** start **
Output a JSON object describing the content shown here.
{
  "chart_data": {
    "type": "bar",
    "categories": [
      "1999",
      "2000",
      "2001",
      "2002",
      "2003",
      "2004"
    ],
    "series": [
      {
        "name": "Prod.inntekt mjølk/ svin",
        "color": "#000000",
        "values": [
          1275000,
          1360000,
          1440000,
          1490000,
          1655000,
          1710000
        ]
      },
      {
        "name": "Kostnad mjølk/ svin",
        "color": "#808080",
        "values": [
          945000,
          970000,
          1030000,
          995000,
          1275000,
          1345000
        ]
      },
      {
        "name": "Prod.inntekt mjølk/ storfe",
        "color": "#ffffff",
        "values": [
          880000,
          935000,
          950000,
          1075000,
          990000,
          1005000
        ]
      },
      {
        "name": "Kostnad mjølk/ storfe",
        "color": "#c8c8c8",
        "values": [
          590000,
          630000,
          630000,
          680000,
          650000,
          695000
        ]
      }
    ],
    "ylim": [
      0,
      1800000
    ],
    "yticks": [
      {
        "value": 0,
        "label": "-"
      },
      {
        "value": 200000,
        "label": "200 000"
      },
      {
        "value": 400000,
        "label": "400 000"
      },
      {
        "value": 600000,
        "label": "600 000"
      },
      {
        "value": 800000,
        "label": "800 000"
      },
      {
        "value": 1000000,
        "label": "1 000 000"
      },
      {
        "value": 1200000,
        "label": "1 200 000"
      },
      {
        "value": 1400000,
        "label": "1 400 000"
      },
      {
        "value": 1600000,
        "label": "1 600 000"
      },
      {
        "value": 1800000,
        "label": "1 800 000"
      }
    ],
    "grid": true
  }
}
** end **
Looking back at the lines above, state how many contain the word "svin", and supply nothing besides the number.

2